_Input rows_:
-------

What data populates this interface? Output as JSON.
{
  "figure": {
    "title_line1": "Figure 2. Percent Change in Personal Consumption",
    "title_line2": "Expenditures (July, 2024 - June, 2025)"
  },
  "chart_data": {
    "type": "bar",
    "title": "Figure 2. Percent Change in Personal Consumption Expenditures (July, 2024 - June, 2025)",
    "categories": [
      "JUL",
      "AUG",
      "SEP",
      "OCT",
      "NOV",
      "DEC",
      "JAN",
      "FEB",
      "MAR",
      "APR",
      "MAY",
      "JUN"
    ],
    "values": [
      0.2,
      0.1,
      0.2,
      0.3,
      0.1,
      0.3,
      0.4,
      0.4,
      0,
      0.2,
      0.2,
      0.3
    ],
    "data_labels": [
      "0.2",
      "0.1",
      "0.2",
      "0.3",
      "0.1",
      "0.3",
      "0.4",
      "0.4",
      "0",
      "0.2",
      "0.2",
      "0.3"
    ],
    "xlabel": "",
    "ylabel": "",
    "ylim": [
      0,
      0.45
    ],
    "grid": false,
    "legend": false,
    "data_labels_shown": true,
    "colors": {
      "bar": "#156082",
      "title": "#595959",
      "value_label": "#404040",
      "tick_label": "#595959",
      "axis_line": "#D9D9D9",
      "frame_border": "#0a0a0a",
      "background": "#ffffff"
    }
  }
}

-------

_The request_: Search the lines for "Expenditures". Copy each line that has it.

_Correct response_:
    "title_line2": "Expenditures (July, 2024 - June, 2025)"
    "title": "Figure 2. Percent Change in Personal Consumption Expenditures (July, 2024 - June, 2025)",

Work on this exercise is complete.